## EXERCISE DIRECTIONS
Gather each line of the records where "организациям" appears.

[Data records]
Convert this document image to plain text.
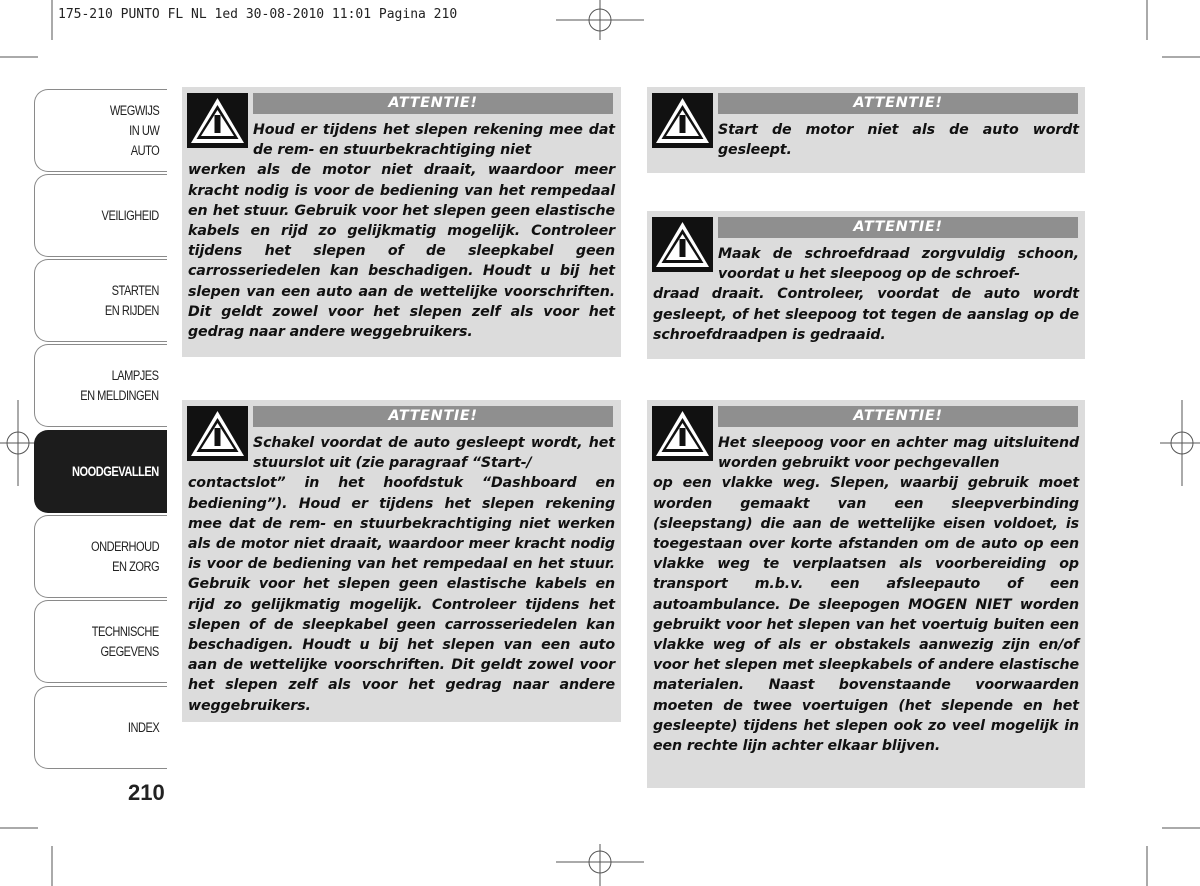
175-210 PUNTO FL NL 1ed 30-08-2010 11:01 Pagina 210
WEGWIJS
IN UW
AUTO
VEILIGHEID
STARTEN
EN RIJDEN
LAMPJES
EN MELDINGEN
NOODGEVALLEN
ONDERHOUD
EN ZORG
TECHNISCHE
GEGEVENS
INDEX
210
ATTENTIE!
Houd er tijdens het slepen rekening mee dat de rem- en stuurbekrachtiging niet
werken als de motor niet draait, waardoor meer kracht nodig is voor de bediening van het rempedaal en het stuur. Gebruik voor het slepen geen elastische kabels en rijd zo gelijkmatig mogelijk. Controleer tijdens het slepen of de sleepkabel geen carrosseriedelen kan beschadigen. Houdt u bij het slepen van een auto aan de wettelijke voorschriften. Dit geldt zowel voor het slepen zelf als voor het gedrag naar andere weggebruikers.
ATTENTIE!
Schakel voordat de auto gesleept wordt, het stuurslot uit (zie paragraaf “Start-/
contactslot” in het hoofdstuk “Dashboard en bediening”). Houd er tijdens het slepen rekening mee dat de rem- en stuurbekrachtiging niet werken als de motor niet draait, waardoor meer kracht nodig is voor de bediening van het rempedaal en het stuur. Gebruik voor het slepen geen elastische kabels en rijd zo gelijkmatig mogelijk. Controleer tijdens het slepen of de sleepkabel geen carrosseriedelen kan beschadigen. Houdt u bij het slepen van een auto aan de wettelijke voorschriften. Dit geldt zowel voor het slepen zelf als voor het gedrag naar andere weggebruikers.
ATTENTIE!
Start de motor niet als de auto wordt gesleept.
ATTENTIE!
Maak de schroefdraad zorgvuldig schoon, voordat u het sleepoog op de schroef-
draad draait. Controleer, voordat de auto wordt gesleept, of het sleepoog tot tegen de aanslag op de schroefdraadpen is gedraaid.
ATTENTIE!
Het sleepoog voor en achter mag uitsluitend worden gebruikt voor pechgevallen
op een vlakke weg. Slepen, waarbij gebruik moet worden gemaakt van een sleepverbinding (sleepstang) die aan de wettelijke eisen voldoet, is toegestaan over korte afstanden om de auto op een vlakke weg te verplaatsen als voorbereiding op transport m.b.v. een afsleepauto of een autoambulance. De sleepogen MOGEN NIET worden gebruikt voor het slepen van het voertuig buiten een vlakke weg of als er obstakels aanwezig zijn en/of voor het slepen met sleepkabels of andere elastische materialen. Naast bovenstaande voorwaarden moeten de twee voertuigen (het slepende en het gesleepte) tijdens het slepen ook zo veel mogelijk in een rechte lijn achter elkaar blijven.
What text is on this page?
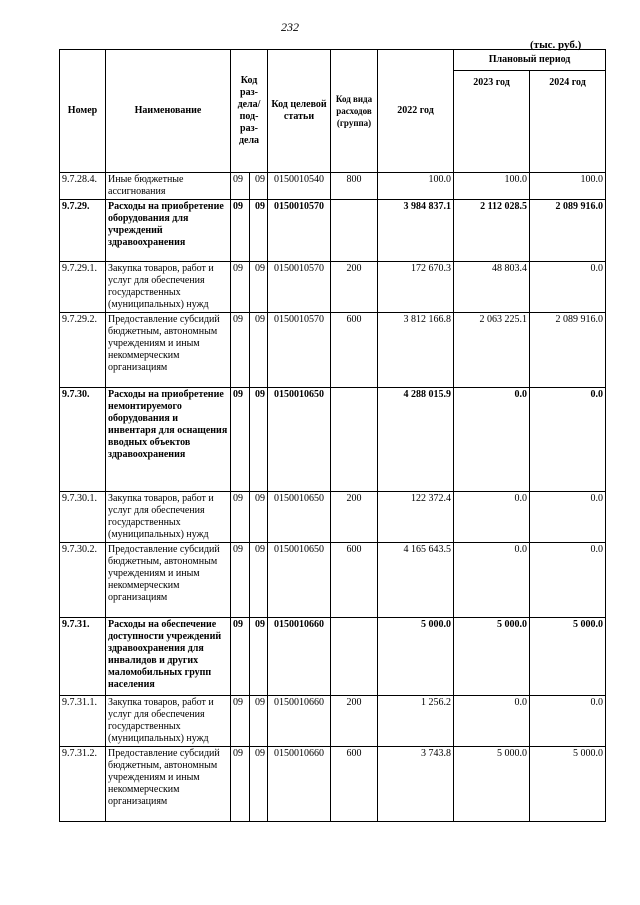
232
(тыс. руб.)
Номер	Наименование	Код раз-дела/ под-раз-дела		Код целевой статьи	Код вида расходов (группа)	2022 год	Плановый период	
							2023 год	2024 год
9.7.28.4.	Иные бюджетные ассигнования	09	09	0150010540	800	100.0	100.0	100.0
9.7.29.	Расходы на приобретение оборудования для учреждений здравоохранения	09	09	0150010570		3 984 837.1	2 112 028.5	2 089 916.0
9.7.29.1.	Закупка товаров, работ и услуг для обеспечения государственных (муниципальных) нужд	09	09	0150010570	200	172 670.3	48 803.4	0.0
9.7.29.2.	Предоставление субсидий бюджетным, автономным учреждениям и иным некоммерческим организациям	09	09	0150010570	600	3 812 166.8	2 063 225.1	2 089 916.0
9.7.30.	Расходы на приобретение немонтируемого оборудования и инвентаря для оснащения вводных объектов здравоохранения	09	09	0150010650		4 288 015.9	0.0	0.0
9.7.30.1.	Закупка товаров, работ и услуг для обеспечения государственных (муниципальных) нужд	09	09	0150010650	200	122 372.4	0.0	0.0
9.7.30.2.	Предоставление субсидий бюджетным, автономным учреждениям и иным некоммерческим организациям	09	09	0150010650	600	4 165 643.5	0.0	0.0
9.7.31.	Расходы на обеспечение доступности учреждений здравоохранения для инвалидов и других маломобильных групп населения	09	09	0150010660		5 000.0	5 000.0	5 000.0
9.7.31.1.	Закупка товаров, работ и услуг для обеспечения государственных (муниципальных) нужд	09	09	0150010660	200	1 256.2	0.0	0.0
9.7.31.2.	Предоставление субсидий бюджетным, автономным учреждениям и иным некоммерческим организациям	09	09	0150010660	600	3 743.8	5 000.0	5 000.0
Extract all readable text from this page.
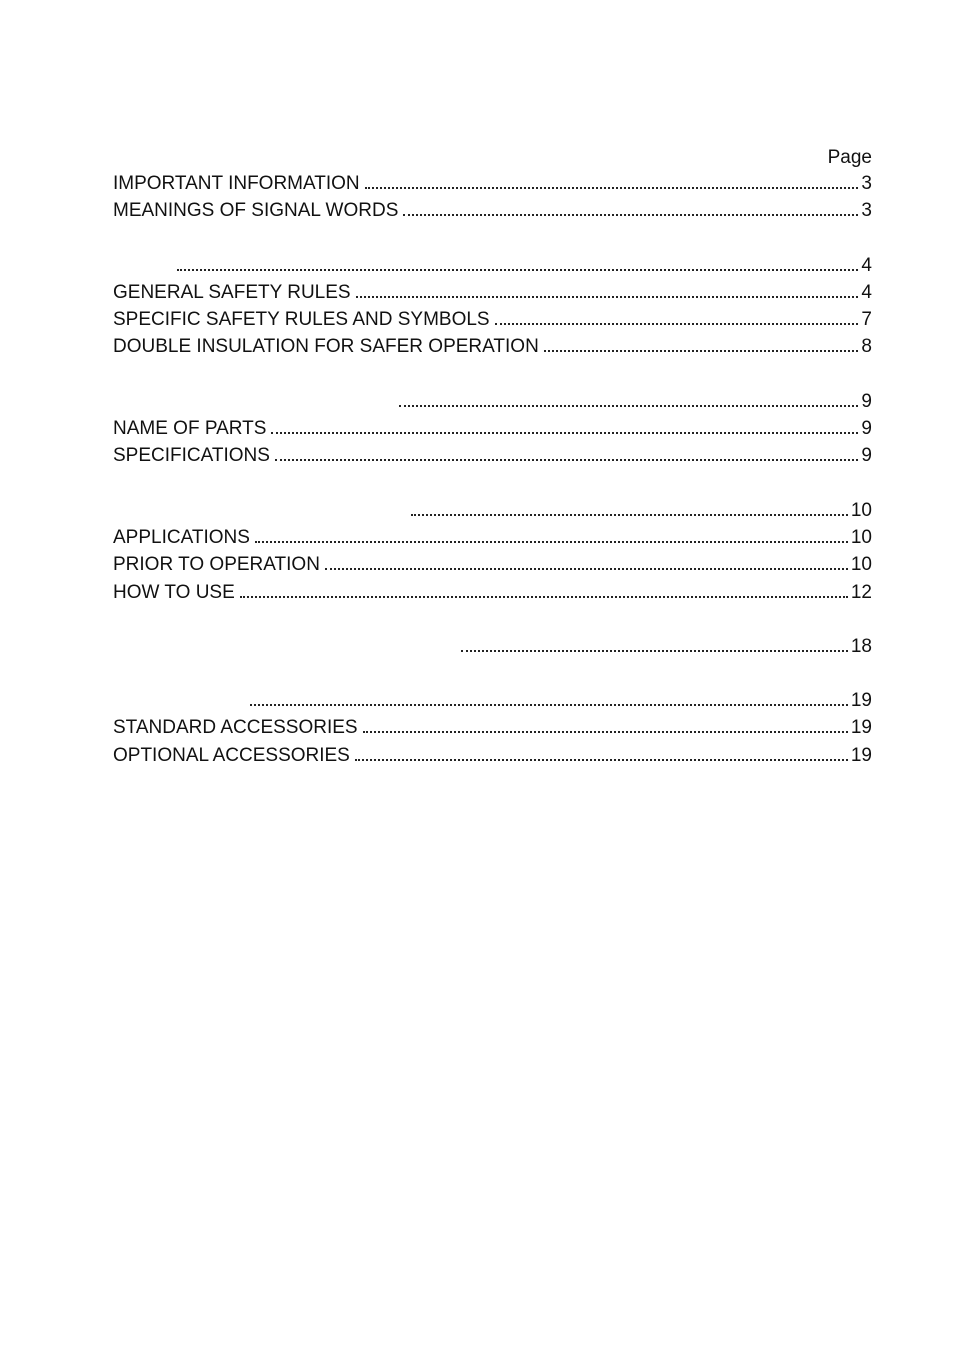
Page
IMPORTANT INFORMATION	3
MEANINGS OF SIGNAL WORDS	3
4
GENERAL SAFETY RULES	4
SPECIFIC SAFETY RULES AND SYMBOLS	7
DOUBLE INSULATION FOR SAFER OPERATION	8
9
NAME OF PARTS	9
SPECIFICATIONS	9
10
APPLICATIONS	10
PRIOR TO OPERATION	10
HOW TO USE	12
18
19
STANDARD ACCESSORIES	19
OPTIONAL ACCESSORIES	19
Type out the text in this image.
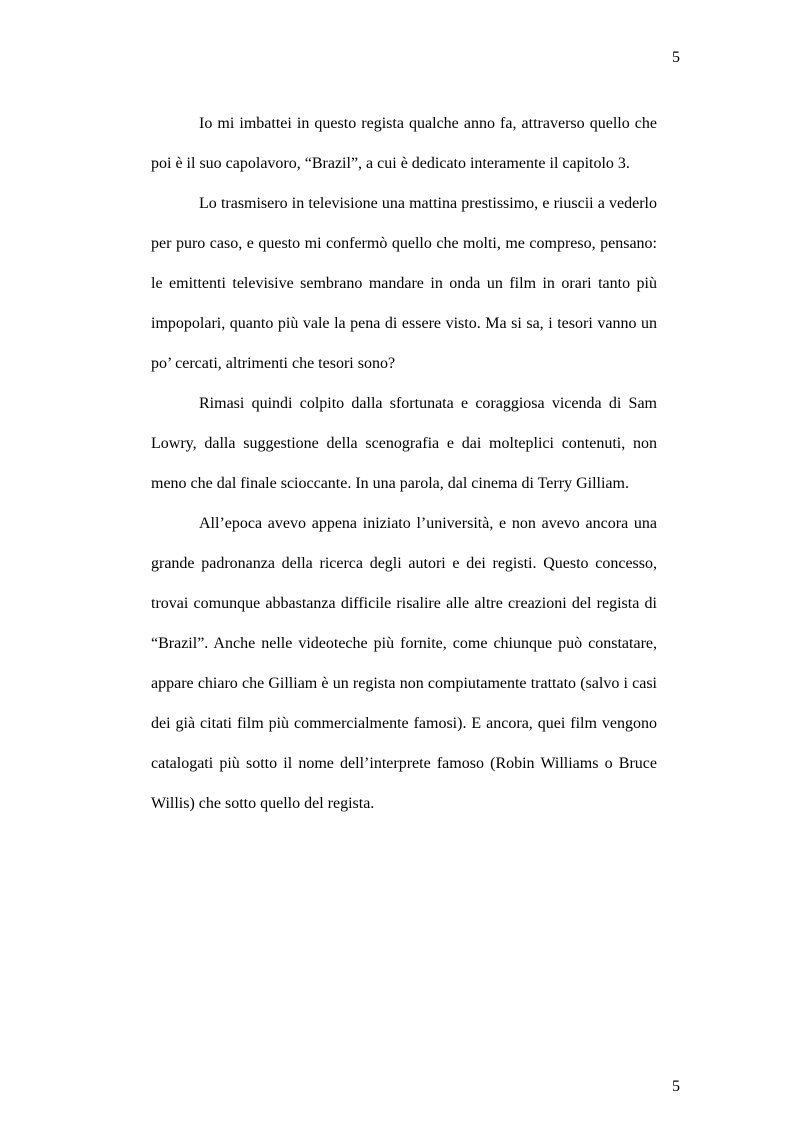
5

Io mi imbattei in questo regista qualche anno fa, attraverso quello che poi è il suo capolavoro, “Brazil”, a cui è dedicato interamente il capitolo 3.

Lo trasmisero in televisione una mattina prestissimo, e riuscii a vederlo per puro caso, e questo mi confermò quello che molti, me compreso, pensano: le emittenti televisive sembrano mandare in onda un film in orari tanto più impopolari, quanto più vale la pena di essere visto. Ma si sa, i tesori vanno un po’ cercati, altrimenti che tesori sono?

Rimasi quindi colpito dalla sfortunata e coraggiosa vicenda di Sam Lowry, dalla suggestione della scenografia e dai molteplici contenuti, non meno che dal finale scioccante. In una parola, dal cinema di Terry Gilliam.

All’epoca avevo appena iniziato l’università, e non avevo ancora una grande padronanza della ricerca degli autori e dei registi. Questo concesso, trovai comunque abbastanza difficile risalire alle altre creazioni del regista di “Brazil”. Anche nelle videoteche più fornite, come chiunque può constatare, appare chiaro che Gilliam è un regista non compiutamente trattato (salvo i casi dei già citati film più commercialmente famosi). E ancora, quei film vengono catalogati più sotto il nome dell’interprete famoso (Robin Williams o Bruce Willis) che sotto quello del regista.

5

## OUTPUT
9.7.29.2.	Предоставление субсидий бюджетным, автономным учреждениям и иным некоммерческим организациям	09	09	0150010570	600	3 812 166.8	2 063 225.1	2 089 916.0
9.7.30.2.	Предоставление субсидий бюджетным, автономным учреждениям и иным некоммерческим организациям	09	09	0150010650	600	4 165 643.5	0.0	0.0
9.7.31.2.	Предоставление субсидий бюджетным, автономным учреждениям и иным некоммерческим организациям	09	09	0150010660	600	3 743.8	5 000.0	5 000.0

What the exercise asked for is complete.